To do: Gather each line of the entries below that includes "xlabel".

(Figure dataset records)
#####
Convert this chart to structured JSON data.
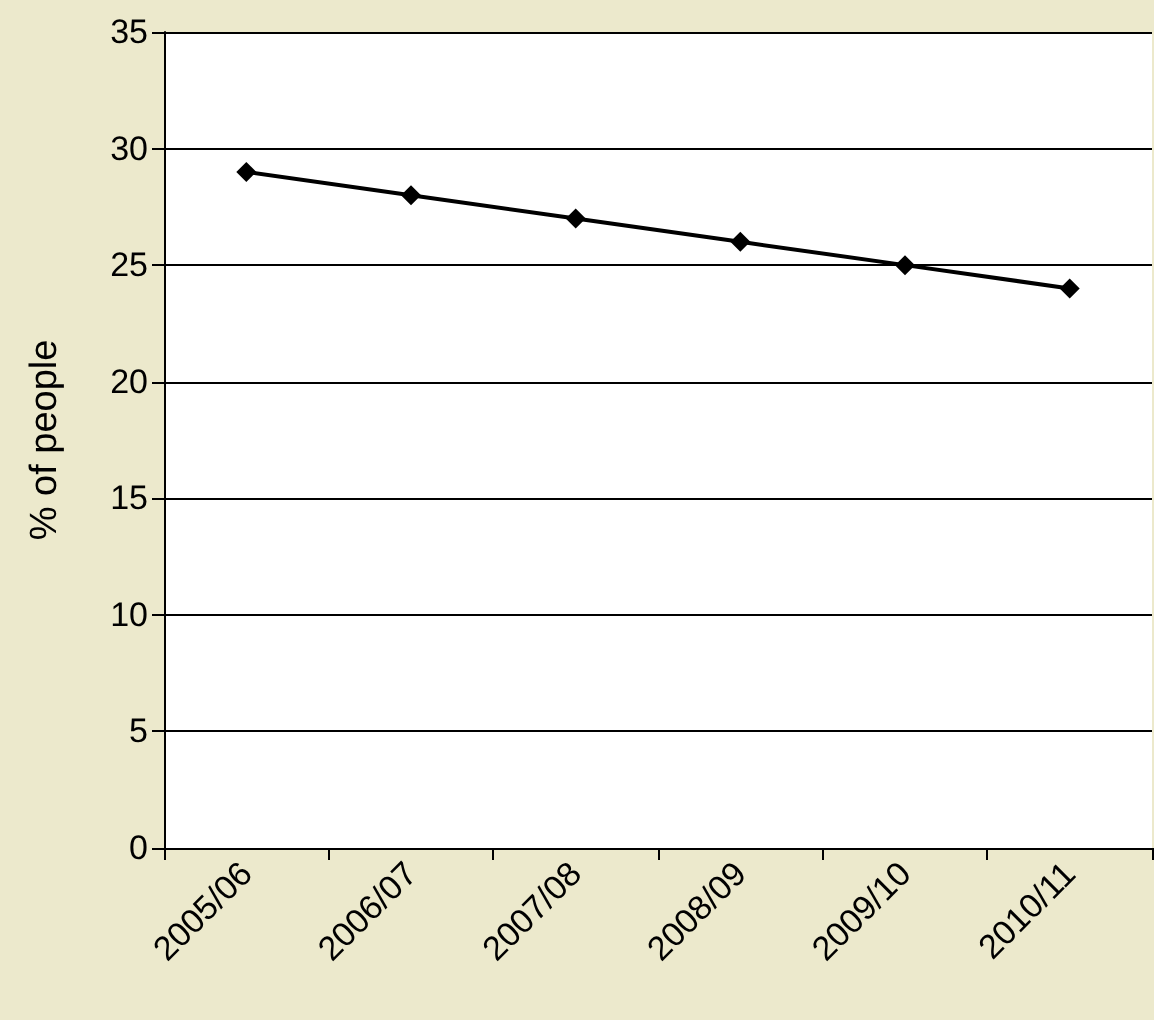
{
  "chart_data": {
    "type": "line",
    "ylabel": "% of people",
    "categories": [
      "2005/06",
      "2006/07",
      "2007/08",
      "2008/09",
      "2009/10",
      "2010/11"
    ],
    "series": [
      {
        "color": "#000000",
        "values": [
          29,
          28,
          27,
          26,
          25,
          24
        ]
      }
    ],
    "ylim": [
      0,
      35
    ],
    "yticks": [
      0,
      5,
      10,
      15,
      20,
      25,
      30,
      35
    ],
    "grid": "y",
    "marker": "diamond",
    "line_style": "solid"
  }
}
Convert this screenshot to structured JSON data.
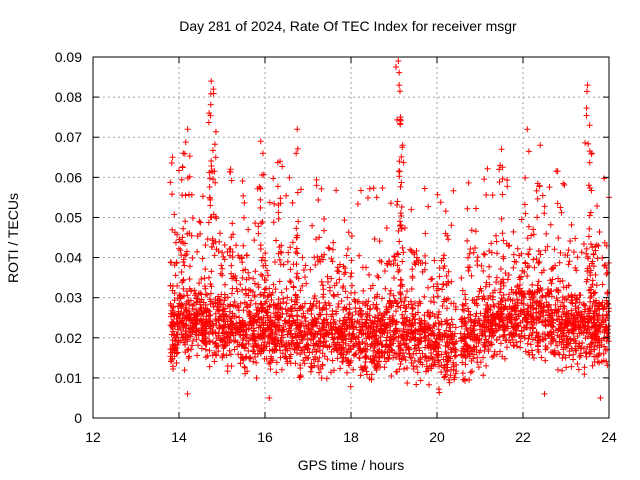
{
  "chart_data": {
    "type": "scatter",
    "title": "Day 281 of 2024, Rate Of TEC Index for receiver msgr",
    "xlabel": "GPS time / hours",
    "ylabel": "ROTI / TECUs",
    "xlim": [
      12,
      24
    ],
    "ylim": [
      0,
      0.09
    ],
    "x_ticks": [
      "12",
      "14",
      "16",
      "18",
      "20",
      "22",
      "24"
    ],
    "y_ticks": [
      "0",
      "0.01",
      "0.02",
      "0.03",
      "0.04",
      "0.05",
      "0.06",
      "0.07",
      "0.08",
      "0.09"
    ],
    "grid": true,
    "marker": "+",
    "color": "#ff0000",
    "data_gap": [
      20.45,
      20.55
    ],
    "series": [
      {
        "name": "ROTI",
        "envelope_note": "dense points 13.8–24 h; band mostly 0.01–0.035 TECU",
        "baseline_profile": {
          "x": [
            13.8,
            14.0,
            14.5,
            15.0,
            15.5,
            16.0,
            16.5,
            17.0,
            17.5,
            18.0,
            18.5,
            19.0,
            19.5,
            20.0,
            20.4,
            20.6,
            21.0,
            21.5,
            22.0,
            22.5,
            23.0,
            23.5,
            24.0
          ],
          "y": [
            0.02,
            0.023,
            0.024,
            0.022,
            0.021,
            0.022,
            0.021,
            0.02,
            0.021,
            0.02,
            0.02,
            0.021,
            0.02,
            0.018,
            0.017,
            0.019,
            0.022,
            0.024,
            0.025,
            0.024,
            0.023,
            0.022,
            0.022
          ]
        },
        "peaks": [
          {
            "x": 13.85,
            "y": 0.065
          },
          {
            "x": 14.1,
            "y": 0.066
          },
          {
            "x": 14.2,
            "y": 0.072
          },
          {
            "x": 14.75,
            "y": 0.084
          },
          {
            "x": 14.8,
            "y": 0.082
          },
          {
            "x": 14.7,
            "y": 0.076
          },
          {
            "x": 15.2,
            "y": 0.062
          },
          {
            "x": 15.9,
            "y": 0.069
          },
          {
            "x": 16.35,
            "y": 0.064
          },
          {
            "x": 16.75,
            "y": 0.072
          },
          {
            "x": 17.2,
            "y": 0.058
          },
          {
            "x": 19.1,
            "y": 0.089
          },
          {
            "x": 19.12,
            "y": 0.083
          },
          {
            "x": 19.15,
            "y": 0.075
          },
          {
            "x": 19.2,
            "y": 0.068
          },
          {
            "x": 20.2,
            "y": 0.046
          },
          {
            "x": 21.5,
            "y": 0.067
          },
          {
            "x": 22.1,
            "y": 0.072
          },
          {
            "x": 22.4,
            "y": 0.068
          },
          {
            "x": 23.5,
            "y": 0.083
          },
          {
            "x": 23.55,
            "y": 0.073
          },
          {
            "x": 23.6,
            "y": 0.066
          },
          {
            "x": 24.0,
            "y": 0.055
          }
        ],
        "minimums": [
          {
            "x": 14.2,
            "y": 0.006
          },
          {
            "x": 16.1,
            "y": 0.005
          },
          {
            "x": 22.5,
            "y": 0.006
          },
          {
            "x": 23.8,
            "y": 0.005
          }
        ]
      }
    ]
  }
}
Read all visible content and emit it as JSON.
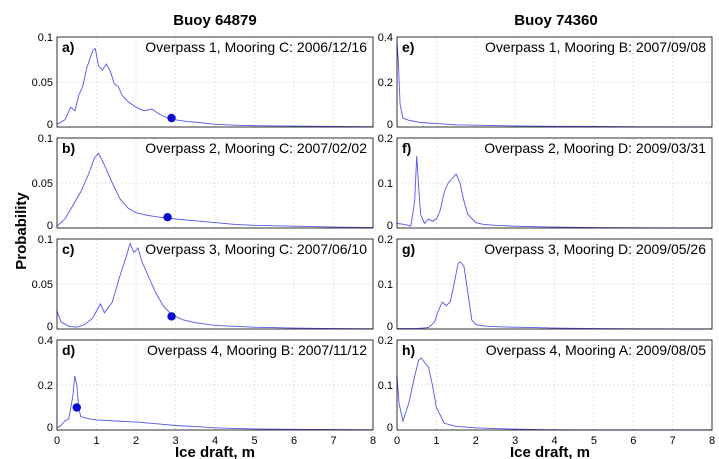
{
  "figure": {
    "column_titles": [
      "Buoy 64879",
      "Buoy 74360"
    ],
    "ylabel": "Probability",
    "xlabel": "Ice draft, m"
  },
  "chart_data": [
    {
      "type": "line",
      "panel": "a)",
      "title": "Overpass 1, Mooring C: 2006/12/16",
      "xlim": [
        0,
        8
      ],
      "ylim": [
        0,
        0.1
      ],
      "yticks": [
        "0",
        "0.05",
        "0.1"
      ],
      "xticks": [
        "0",
        "1",
        "2",
        "3",
        "4",
        "5",
        "6",
        "7",
        "8"
      ],
      "series": [
        {
          "x": [
            0,
            0.2,
            0.35,
            0.45,
            0.55,
            0.65,
            0.75,
            0.85,
            0.92,
            0.97,
            1.05,
            1.15,
            1.25,
            1.35,
            1.45,
            1.55,
            1.65,
            1.8,
            2.0,
            2.2,
            2.4,
            2.6,
            2.8,
            3.0,
            3.3,
            3.6,
            4.0,
            4.5,
            5.0,
            6.0,
            7.0,
            8.0
          ],
          "y": [
            0.003,
            0.008,
            0.022,
            0.018,
            0.035,
            0.045,
            0.065,
            0.078,
            0.086,
            0.087,
            0.068,
            0.063,
            0.07,
            0.062,
            0.048,
            0.045,
            0.035,
            0.028,
            0.022,
            0.018,
            0.02,
            0.014,
            0.01,
            0.008,
            0.006,
            0.005,
            0.003,
            0.002,
            0.0015,
            0.001,
            0.0005,
            0.0002
          ]
        }
      ],
      "marker": {
        "x": 2.9,
        "y": 0.01
      }
    },
    {
      "type": "line",
      "panel": "b)",
      "title": "Overpass 2, Mooring C: 2007/02/02",
      "xlim": [
        0,
        8
      ],
      "ylim": [
        0,
        0.1
      ],
      "yticks": [
        "0",
        "0.05",
        "0.1"
      ],
      "xticks": [
        "0",
        "1",
        "2",
        "3",
        "4",
        "5",
        "6",
        "7",
        "8"
      ],
      "series": [
        {
          "x": [
            0,
            0.2,
            0.4,
            0.6,
            0.8,
            0.95,
            1.05,
            1.2,
            1.4,
            1.6,
            1.8,
            2.0,
            2.3,
            2.6,
            3.0,
            3.5,
            4.0,
            4.5,
            5.0,
            6.0,
            7.0,
            8.0
          ],
          "y": [
            0.002,
            0.01,
            0.025,
            0.04,
            0.06,
            0.078,
            0.083,
            0.07,
            0.05,
            0.032,
            0.022,
            0.017,
            0.014,
            0.012,
            0.01,
            0.008,
            0.006,
            0.004,
            0.003,
            0.002,
            0.001,
            0.0005
          ]
        }
      ],
      "marker": {
        "x": 2.8,
        "y": 0.012
      }
    },
    {
      "type": "line",
      "panel": "c)",
      "title": "Overpass 3, Mooring C: 2007/06/10",
      "xlim": [
        0,
        8
      ],
      "ylim": [
        0,
        0.1
      ],
      "yticks": [
        "0",
        "0.05",
        "0.1"
      ],
      "xticks": [
        "0",
        "1",
        "2",
        "3",
        "4",
        "5",
        "6",
        "7",
        "8"
      ],
      "series": [
        {
          "x": [
            0,
            0.1,
            0.3,
            0.5,
            0.7,
            0.9,
            1.0,
            1.1,
            1.2,
            1.4,
            1.6,
            1.75,
            1.85,
            1.95,
            2.05,
            2.15,
            2.3,
            2.5,
            2.7,
            2.9,
            3.2,
            3.5,
            4.0,
            4.5,
            5.0,
            6.0,
            7.0,
            8.0
          ],
          "y": [
            0.02,
            0.008,
            0.003,
            0.002,
            0.005,
            0.012,
            0.02,
            0.028,
            0.018,
            0.03,
            0.06,
            0.08,
            0.095,
            0.085,
            0.09,
            0.075,
            0.06,
            0.04,
            0.025,
            0.016,
            0.01,
            0.007,
            0.004,
            0.003,
            0.002,
            0.001,
            0.0005,
            0.0002
          ]
        }
      ],
      "marker": {
        "x": 2.9,
        "y": 0.014
      }
    },
    {
      "type": "line",
      "panel": "d)",
      "title": "Overpass 4, Mooring B: 2007/11/12",
      "xlim": [
        0,
        8
      ],
      "ylim": [
        0,
        0.4
      ],
      "yticks": [
        "0",
        "0.2",
        "0.4"
      ],
      "xticks": [
        "0",
        "1",
        "2",
        "3",
        "4",
        "5",
        "6",
        "7",
        "8"
      ],
      "series": [
        {
          "x": [
            0,
            0.1,
            0.2,
            0.3,
            0.4,
            0.45,
            0.5,
            0.55,
            0.6,
            0.8,
            1.0,
            1.5,
            2.0,
            2.5,
            3.0,
            3.5,
            4.0,
            4.5,
            5.0,
            6.0,
            7.0,
            8.0
          ],
          "y": [
            0.01,
            0.02,
            0.04,
            0.05,
            0.15,
            0.24,
            0.2,
            0.1,
            0.06,
            0.05,
            0.045,
            0.04,
            0.035,
            0.028,
            0.02,
            0.015,
            0.01,
            0.007,
            0.005,
            0.003,
            0.002,
            0.001
          ]
        }
      ],
      "marker": {
        "x": 0.5,
        "y": 0.1
      }
    },
    {
      "type": "line",
      "panel": "e)",
      "title": "Overpass 1, Mooring B: 2007/09/08",
      "xlim": [
        0,
        8
      ],
      "ylim": [
        0,
        0.4
      ],
      "yticks": [
        "0",
        "0.2",
        "0.4"
      ],
      "xticks": [
        "0",
        "1",
        "2",
        "3",
        "4",
        "5",
        "6",
        "7",
        "8"
      ],
      "series": [
        {
          "x": [
            0,
            0.03,
            0.08,
            0.15,
            0.3,
            0.6,
            1.0,
            1.5,
            2.0,
            3.0,
            4.0,
            5.0,
            6.0,
            7.0,
            8.0
          ],
          "y": [
            0.38,
            0.3,
            0.1,
            0.04,
            0.03,
            0.02,
            0.015,
            0.01,
            0.008,
            0.005,
            0.003,
            0.002,
            0.001,
            0.0005,
            0.0002
          ]
        }
      ]
    },
    {
      "type": "line",
      "panel": "f)",
      "title": "Overpass 2, Mooring D: 2009/03/31",
      "xlim": [
        0,
        8
      ],
      "ylim": [
        0,
        0.2
      ],
      "yticks": [
        "0",
        "0.1",
        "0.2"
      ],
      "xticks": [
        "0",
        "1",
        "2",
        "3",
        "4",
        "5",
        "6",
        "7",
        "8"
      ],
      "series": [
        {
          "x": [
            0,
            0.2,
            0.35,
            0.45,
            0.5,
            0.55,
            0.6,
            0.7,
            0.8,
            0.9,
            1.0,
            1.1,
            1.2,
            1.3,
            1.4,
            1.5,
            1.6,
            1.7,
            1.8,
            2.0,
            2.2,
            2.5,
            3.0,
            3.5,
            4.0,
            5.0,
            6.0,
            7.0,
            8.0
          ],
          "y": [
            0.01,
            0.008,
            0.004,
            0.06,
            0.16,
            0.09,
            0.03,
            0.01,
            0.02,
            0.015,
            0.02,
            0.04,
            0.08,
            0.1,
            0.11,
            0.12,
            0.1,
            0.06,
            0.03,
            0.012,
            0.008,
            0.006,
            0.004,
            0.003,
            0.002,
            0.001,
            0.0005,
            0.0002,
            0.0001
          ]
        }
      ]
    },
    {
      "type": "line",
      "panel": "g)",
      "title": "Overpass 3, Mooring D: 2009/05/26",
      "xlim": [
        0,
        8
      ],
      "ylim": [
        0,
        0.2
      ],
      "yticks": [
        "0",
        "0.1",
        "0.2"
      ],
      "xticks": [
        "0",
        "1",
        "2",
        "3",
        "4",
        "5",
        "6",
        "7",
        "8"
      ],
      "series": [
        {
          "x": [
            0,
            0.5,
            0.8,
            0.95,
            1.05,
            1.15,
            1.25,
            1.35,
            1.45,
            1.55,
            1.6,
            1.7,
            1.8,
            1.9,
            2.0,
            2.1,
            2.3,
            2.6,
            3.0,
            3.5,
            4.0,
            5.0,
            6.0,
            7.0,
            8.0
          ],
          "y": [
            0.001,
            0.001,
            0.003,
            0.015,
            0.04,
            0.06,
            0.052,
            0.06,
            0.1,
            0.145,
            0.15,
            0.14,
            0.08,
            0.02,
            0.01,
            0.008,
            0.006,
            0.005,
            0.004,
            0.003,
            0.002,
            0.001,
            0.0005,
            0.0002,
            0.0001
          ]
        }
      ]
    },
    {
      "type": "line",
      "panel": "h)",
      "title": "Overpass 4, Mooring A: 2009/08/05",
      "xlim": [
        0,
        8
      ],
      "ylim": [
        0,
        0.2
      ],
      "yticks": [
        "0",
        "0.1",
        "0.2"
      ],
      "xticks": [
        "0",
        "1",
        "2",
        "3",
        "4",
        "5",
        "6",
        "7",
        "8"
      ],
      "series": [
        {
          "x": [
            0,
            0.05,
            0.15,
            0.3,
            0.45,
            0.55,
            0.62,
            0.7,
            0.8,
            0.9,
            1.0,
            1.2,
            1.5,
            2.0,
            2.5,
            3.0,
            3.5,
            4.0,
            5.0,
            6.0,
            7.0,
            8.0
          ],
          "y": [
            0.12,
            0.06,
            0.02,
            0.06,
            0.12,
            0.155,
            0.16,
            0.15,
            0.14,
            0.1,
            0.05,
            0.015,
            0.008,
            0.005,
            0.003,
            0.002,
            0.001,
            0.0005,
            0.0002,
            0.0001,
            0.0001,
            0.0
          ]
        }
      ]
    }
  ]
}
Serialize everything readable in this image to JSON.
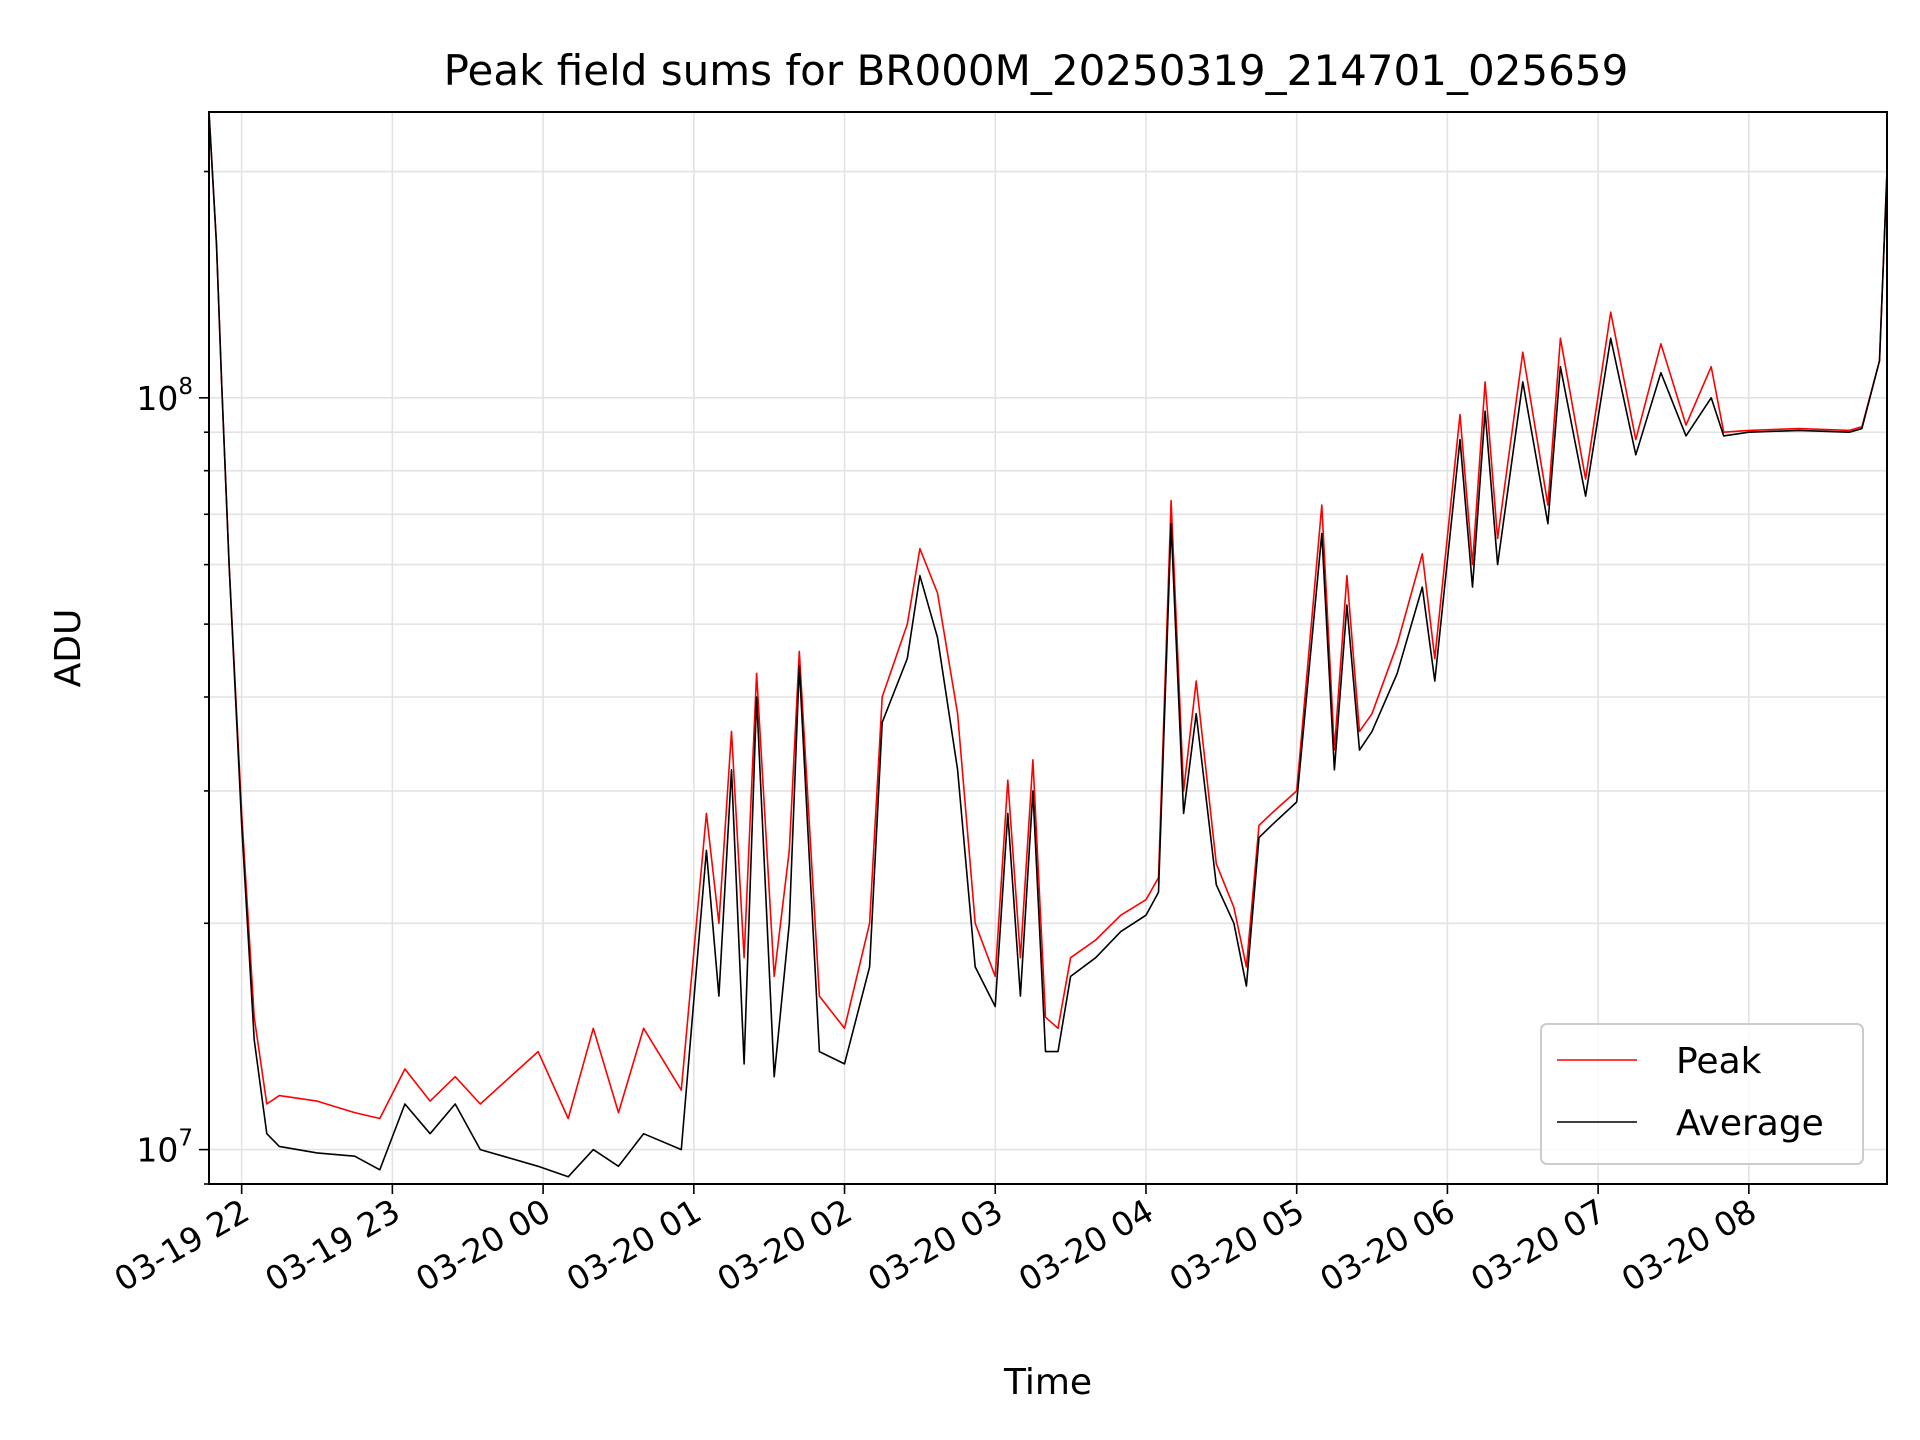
#####
Response to this exercise:
    "xlabel": "GPS time / hours",
    "xlabel": "Ice draft, m"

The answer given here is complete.